§ **REQUIREMENT**: Every line from the one with "What text is on this page?" through the end of the records below should be restated word for word, and nothing outside that span.

§ **RECORDED INFORMATION**:
— Begin —
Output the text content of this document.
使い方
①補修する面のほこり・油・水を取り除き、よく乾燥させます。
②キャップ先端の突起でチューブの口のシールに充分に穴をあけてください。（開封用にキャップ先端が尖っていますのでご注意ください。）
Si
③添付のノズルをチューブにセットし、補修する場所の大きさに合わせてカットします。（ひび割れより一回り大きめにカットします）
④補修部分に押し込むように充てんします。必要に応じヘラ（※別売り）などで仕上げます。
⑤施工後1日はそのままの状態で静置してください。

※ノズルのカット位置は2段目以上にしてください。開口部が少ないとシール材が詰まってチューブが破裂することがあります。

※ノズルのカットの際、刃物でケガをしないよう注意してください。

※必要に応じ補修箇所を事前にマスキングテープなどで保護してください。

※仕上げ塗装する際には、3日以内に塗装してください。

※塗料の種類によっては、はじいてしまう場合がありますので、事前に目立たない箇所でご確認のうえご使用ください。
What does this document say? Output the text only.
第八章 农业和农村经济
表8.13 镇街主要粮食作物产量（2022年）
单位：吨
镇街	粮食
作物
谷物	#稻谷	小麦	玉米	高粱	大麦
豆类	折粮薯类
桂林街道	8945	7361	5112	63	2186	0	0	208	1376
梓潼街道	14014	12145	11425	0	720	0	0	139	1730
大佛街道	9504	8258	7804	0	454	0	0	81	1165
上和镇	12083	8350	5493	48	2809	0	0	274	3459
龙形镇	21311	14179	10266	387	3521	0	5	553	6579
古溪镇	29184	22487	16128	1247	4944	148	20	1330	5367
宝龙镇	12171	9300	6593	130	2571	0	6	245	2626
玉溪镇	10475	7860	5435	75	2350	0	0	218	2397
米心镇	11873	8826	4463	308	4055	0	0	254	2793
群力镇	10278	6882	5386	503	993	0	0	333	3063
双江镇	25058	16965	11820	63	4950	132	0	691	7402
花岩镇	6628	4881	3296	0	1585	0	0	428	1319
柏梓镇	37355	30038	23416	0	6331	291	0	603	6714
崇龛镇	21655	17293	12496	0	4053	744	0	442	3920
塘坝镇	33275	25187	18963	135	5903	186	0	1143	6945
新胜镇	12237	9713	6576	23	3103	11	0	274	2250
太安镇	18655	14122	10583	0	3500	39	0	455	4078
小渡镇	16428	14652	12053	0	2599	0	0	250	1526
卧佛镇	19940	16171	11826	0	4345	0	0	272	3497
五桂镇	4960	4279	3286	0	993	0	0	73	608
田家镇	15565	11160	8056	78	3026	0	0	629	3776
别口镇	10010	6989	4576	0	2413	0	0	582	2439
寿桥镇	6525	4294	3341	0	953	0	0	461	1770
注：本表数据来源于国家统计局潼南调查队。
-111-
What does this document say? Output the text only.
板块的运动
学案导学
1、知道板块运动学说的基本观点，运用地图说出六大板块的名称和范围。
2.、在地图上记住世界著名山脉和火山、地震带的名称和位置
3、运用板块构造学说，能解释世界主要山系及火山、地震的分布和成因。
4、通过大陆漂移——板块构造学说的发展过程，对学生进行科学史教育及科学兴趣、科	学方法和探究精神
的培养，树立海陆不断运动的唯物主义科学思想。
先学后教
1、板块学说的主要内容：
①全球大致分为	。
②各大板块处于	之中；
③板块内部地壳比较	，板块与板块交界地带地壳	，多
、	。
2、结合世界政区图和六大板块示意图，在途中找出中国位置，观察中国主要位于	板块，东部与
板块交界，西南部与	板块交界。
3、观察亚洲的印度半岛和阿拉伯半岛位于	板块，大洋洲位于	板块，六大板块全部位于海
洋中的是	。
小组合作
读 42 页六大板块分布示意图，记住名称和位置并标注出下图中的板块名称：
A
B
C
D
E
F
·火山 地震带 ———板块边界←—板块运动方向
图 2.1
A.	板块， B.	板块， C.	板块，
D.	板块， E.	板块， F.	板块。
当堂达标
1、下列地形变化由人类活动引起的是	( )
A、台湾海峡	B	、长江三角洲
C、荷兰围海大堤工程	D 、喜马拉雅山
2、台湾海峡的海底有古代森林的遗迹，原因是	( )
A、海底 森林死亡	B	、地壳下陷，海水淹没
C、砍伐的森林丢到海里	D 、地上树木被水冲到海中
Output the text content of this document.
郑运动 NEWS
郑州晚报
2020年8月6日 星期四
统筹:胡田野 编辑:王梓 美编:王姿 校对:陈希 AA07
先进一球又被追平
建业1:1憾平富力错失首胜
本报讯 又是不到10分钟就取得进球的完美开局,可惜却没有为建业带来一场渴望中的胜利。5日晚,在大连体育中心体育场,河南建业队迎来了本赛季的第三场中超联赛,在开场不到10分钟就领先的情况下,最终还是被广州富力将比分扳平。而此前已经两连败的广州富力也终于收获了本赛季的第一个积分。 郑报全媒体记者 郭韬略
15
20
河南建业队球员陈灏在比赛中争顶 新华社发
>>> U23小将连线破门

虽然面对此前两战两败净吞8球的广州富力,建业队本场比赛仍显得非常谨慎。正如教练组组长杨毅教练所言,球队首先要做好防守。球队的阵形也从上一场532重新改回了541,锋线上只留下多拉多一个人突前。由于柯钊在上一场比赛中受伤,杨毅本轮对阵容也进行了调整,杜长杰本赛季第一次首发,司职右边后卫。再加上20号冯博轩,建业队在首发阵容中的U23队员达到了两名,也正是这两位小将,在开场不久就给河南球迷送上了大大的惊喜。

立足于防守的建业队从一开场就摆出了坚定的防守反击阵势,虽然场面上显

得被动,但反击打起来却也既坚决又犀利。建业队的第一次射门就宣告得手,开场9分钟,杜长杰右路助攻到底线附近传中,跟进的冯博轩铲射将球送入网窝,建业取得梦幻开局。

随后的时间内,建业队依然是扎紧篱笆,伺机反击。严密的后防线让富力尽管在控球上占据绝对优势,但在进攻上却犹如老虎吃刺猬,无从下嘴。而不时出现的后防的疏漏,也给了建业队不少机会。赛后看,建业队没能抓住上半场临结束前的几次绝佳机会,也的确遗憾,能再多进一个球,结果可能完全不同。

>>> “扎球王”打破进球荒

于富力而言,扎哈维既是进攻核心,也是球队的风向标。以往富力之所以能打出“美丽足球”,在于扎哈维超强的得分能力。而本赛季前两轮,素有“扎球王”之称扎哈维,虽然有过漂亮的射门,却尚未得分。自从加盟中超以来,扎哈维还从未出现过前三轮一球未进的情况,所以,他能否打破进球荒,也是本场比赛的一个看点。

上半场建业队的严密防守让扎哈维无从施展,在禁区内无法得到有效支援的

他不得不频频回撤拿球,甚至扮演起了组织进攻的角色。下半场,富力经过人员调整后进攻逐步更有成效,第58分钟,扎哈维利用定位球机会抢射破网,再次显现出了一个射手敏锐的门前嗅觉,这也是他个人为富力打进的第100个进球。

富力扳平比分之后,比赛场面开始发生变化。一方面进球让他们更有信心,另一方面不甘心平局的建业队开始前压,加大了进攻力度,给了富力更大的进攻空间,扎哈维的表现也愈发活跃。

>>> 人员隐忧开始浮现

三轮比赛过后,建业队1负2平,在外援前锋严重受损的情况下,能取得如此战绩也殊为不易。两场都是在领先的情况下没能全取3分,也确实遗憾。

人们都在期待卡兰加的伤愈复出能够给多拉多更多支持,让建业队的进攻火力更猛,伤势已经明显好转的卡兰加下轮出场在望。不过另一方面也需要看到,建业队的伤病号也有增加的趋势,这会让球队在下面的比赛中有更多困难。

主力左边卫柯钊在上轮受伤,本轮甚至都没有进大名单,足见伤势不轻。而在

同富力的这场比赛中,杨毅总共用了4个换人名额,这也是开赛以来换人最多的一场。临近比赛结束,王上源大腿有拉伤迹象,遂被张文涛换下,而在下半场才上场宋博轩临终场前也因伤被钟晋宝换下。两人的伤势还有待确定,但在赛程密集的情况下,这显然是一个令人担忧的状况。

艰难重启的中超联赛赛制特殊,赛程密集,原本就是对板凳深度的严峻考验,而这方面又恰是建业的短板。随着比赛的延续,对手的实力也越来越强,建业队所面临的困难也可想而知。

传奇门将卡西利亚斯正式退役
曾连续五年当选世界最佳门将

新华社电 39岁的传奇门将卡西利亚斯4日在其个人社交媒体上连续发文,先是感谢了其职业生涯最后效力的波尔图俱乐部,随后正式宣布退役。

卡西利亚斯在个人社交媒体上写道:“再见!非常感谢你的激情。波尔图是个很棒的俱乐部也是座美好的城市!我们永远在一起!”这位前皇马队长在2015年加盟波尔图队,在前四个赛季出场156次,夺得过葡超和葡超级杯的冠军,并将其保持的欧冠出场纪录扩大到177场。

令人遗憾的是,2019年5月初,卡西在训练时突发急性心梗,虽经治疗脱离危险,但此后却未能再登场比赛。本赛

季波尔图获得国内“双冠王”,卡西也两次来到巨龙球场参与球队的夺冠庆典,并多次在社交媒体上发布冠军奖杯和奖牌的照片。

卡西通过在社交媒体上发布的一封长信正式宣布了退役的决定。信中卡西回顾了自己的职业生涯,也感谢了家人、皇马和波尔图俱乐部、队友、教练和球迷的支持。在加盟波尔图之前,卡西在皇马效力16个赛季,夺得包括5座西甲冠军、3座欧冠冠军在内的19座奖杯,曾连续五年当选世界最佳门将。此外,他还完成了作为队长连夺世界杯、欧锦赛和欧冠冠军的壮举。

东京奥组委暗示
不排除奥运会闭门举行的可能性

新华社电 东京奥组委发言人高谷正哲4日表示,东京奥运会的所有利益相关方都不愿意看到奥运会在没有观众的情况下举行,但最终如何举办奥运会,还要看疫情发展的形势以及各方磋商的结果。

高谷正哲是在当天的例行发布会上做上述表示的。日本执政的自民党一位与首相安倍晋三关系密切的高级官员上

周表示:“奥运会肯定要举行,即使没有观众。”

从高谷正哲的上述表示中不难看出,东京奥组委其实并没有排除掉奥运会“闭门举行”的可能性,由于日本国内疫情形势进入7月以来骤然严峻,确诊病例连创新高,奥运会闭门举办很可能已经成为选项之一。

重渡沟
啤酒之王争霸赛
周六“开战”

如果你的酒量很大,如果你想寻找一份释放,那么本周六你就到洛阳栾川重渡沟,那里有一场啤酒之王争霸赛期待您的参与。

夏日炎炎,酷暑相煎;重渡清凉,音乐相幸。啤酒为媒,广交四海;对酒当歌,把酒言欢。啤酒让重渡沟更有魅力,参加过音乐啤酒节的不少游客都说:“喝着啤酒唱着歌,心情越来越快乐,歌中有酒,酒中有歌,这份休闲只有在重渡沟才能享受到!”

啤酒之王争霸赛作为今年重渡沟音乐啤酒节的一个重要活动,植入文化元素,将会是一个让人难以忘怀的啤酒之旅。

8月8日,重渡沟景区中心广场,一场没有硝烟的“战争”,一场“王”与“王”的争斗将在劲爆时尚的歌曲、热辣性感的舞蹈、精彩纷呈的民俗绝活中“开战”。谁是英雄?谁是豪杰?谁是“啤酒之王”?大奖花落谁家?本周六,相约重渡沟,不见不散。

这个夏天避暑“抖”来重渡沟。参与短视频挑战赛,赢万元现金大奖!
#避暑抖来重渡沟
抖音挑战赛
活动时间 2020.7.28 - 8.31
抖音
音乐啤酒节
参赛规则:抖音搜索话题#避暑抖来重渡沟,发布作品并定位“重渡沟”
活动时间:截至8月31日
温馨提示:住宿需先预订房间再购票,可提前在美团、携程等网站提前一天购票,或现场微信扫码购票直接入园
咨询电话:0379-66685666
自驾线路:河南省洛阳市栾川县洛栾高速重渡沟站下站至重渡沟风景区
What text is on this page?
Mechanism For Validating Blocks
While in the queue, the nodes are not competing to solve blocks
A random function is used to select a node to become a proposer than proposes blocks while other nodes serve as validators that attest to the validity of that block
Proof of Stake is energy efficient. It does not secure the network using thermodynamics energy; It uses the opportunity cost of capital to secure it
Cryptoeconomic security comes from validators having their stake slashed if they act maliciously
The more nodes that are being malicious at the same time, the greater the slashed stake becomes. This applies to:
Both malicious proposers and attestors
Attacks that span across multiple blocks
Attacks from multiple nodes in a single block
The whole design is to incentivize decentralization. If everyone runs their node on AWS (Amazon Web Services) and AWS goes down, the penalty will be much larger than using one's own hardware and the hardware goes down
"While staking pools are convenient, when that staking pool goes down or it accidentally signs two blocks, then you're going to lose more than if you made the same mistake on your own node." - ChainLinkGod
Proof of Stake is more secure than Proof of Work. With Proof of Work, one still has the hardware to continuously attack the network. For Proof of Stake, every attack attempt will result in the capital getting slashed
— End —
§ **TASK OUTPUT**:
What text is on this page?
Mechanism For Validating Blocks
While in the queue, the nodes are not competing to solve blocks
A random function is used to select a node to become a proposer than proposes blocks while other nodes serve as validators that attest to the validity of that block
Proof of Stake is energy efficient. It does not secure the network using thermodynamics energy; It uses the opportunity cost of capital to secure it
Cryptoeconomic security comes from validators having their stake slashed if they act maliciously
The more nodes that are being malicious at the same time, the greater the slashed stake becomes. This applies to:
Both malicious proposers and attestors
Attacks that span across multiple blocks
Attacks from multiple nodes in a single block
The whole design is to incentivize decentralization. If everyone runs their node on AWS (Amazon Web Services) and AWS goes down, the penalty will be much larger than using one's own hardware and the hardware goes down
"While staking pools are convenient, when that staking pool goes down or it accidentally signs two blocks, then you're going to lose more than if you made the same mistake on your own node." - ChainLinkGod
Proof of Stake is more secure than Proof of Work. With Proof of Work, one still has the hardware to continuously attack the network. For Proof of Stake, every attack attempt will result in the capital getting slashed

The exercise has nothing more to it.